WHAT IS BEING ASKED
Quote the data below in full, please, without altering anything.

Transcript data for document pages:
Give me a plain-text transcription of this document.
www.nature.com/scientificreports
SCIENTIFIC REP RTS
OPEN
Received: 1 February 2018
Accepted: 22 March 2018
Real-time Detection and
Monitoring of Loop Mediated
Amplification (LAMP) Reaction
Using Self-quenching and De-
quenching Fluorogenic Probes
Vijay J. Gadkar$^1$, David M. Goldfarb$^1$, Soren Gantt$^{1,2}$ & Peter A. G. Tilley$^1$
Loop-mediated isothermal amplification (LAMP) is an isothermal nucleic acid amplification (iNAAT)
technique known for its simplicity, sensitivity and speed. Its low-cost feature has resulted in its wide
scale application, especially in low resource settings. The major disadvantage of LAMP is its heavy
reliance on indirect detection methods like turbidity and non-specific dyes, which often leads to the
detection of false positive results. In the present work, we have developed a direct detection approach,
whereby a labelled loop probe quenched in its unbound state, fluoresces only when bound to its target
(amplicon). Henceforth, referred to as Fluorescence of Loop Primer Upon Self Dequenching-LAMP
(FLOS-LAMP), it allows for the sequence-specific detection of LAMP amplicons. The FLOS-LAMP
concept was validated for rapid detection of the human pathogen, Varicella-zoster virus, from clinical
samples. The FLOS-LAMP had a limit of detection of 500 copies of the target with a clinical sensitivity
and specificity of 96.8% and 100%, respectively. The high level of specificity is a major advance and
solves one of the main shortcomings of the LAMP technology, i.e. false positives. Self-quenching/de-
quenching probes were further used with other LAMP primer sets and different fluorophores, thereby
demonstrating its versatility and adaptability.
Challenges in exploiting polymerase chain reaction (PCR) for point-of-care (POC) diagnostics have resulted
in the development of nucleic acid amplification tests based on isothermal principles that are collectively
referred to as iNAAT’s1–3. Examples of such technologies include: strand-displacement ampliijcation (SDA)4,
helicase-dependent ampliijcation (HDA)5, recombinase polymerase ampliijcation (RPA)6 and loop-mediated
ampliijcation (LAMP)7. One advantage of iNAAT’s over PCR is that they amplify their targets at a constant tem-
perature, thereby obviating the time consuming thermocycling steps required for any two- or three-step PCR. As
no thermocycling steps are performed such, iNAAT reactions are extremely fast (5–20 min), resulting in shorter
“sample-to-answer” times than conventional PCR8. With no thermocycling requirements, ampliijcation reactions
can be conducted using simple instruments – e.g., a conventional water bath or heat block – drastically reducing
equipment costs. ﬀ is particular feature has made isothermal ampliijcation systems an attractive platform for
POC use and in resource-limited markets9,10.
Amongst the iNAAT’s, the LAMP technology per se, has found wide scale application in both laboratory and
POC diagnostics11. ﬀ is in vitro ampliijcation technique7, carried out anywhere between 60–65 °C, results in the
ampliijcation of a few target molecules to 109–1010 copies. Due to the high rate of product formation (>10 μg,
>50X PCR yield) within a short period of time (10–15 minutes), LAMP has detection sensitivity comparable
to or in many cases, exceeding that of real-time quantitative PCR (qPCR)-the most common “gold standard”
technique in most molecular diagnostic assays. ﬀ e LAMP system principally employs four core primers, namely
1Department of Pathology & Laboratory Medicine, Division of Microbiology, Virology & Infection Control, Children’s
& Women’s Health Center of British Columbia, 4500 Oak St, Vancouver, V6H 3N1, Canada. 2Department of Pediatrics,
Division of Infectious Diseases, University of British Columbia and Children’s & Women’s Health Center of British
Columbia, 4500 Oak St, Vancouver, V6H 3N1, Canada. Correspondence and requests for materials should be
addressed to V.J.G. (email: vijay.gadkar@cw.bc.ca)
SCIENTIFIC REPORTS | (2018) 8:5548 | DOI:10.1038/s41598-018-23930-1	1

ANSWER SPACE
Give me a plain-text transcription of this document.
www.nature.com/scientificreports
SCIENTIFIC REP RTS
OPEN
Received: 1 February 2018
Accepted: 22 March 2018
Real-time Detection and
Monitoring of Loop Mediated
Amplification (LAMP) Reaction
Using Self-quenching and De-
quenching Fluorogenic Probes
Vijay J. Gadkar$^1$, David M. Goldfarb$^1$, Soren Gantt$^{1,2}$ & Peter A. G. Tilley$^1$
Loop-mediated isothermal amplification (LAMP) is an isothermal nucleic acid amplification (iNAAT)
technique known for its simplicity, sensitivity and speed. Its low-cost feature has resulted in its wide
scale application, especially in low resource settings. The major disadvantage of LAMP is its heavy
reliance on indirect detection methods like turbidity and non-specific dyes, which often leads to the
detection of false positive results. In the present work, we have developed a direct detection approach,
whereby a labelled loop probe quenched in its unbound state, fluoresces only when bound to its target
(amplicon). Henceforth, referred to as Fluorescence of Loop Primer Upon Self Dequenching-LAMP
(FLOS-LAMP), it allows for the sequence-specific detection of LAMP amplicons. The FLOS-LAMP
concept was validated for rapid detection of the human pathogen, Varicella-zoster virus, from clinical
samples. The FLOS-LAMP had a limit of detection of 500 copies of the target with a clinical sensitivity
and specificity of 96.8% and 100%, respectively. The high level of specificity is a major advance and
solves one of the main shortcomings of the LAMP technology, i.e. false positives. Self-quenching/de-
quenching probes were further used with other LAMP primer sets and different fluorophores, thereby
demonstrating its versatility and adaptability.
Challenges in exploiting polymerase chain reaction (PCR) for point-of-care (POC) diagnostics have resulted
in the development of nucleic acid amplification tests based on isothermal principles that are collectively
referred to as iNAAT’s1–3. Examples of such technologies include: strand-displacement ampliijcation (SDA)4,
helicase-dependent ampliijcation (HDA)5, recombinase polymerase ampliijcation (RPA)6 and loop-mediated
ampliijcation (LAMP)7. One advantage of iNAAT’s over PCR is that they amplify their targets at a constant tem-
perature, thereby obviating the time consuming thermocycling steps required for any two- or three-step PCR. As
no thermocycling steps are performed such, iNAAT reactions are extremely fast (5–20 min), resulting in shorter
“sample-to-answer” times than conventional PCR8. With no thermocycling requirements, ampliijcation reactions
can be conducted using simple instruments – e.g., a conventional water bath or heat block – drastically reducing
equipment costs. ﬀ is particular feature has made isothermal ampliijcation systems an attractive platform for
POC use and in resource-limited markets9,10.
Amongst the iNAAT’s, the LAMP technology per se, has found wide scale application in both laboratory and
POC diagnostics11. ﬀ is in vitro ampliijcation technique7, carried out anywhere between 60–65 °C, results in the
ampliijcation of a few target molecules to 109–1010 copies. Due to the high rate of product formation (>10 μg,
>50X PCR yield) within a short period of time (10–15 minutes), LAMP has detection sensitivity comparable
to or in many cases, exceeding that of real-time quantitative PCR (qPCR)-the most common “gold standard”
technique in most molecular diagnostic assays. ﬀ e LAMP system principally employs four core primers, namely
1Department of Pathology & Laboratory Medicine, Division of Microbiology, Virology & Infection Control, Children’s
& Women’s Health Center of British Columbia, 4500 Oak St, Vancouver, V6H 3N1, Canada. 2Department of Pediatrics,
Division of Infectious Diseases, University of British Columbia and Children’s & Women’s Health Center of British
Columbia, 4500 Oak St, Vancouver, V6H 3N1, Canada. Correspondence and requests for materials should be
addressed to V.J.G. (email: vijay.gadkar@cw.bc.ca)
SCIENTIFIC REPORTS | (2018) 8:5548 | DOI:10.1038/s41598-018-23930-1	1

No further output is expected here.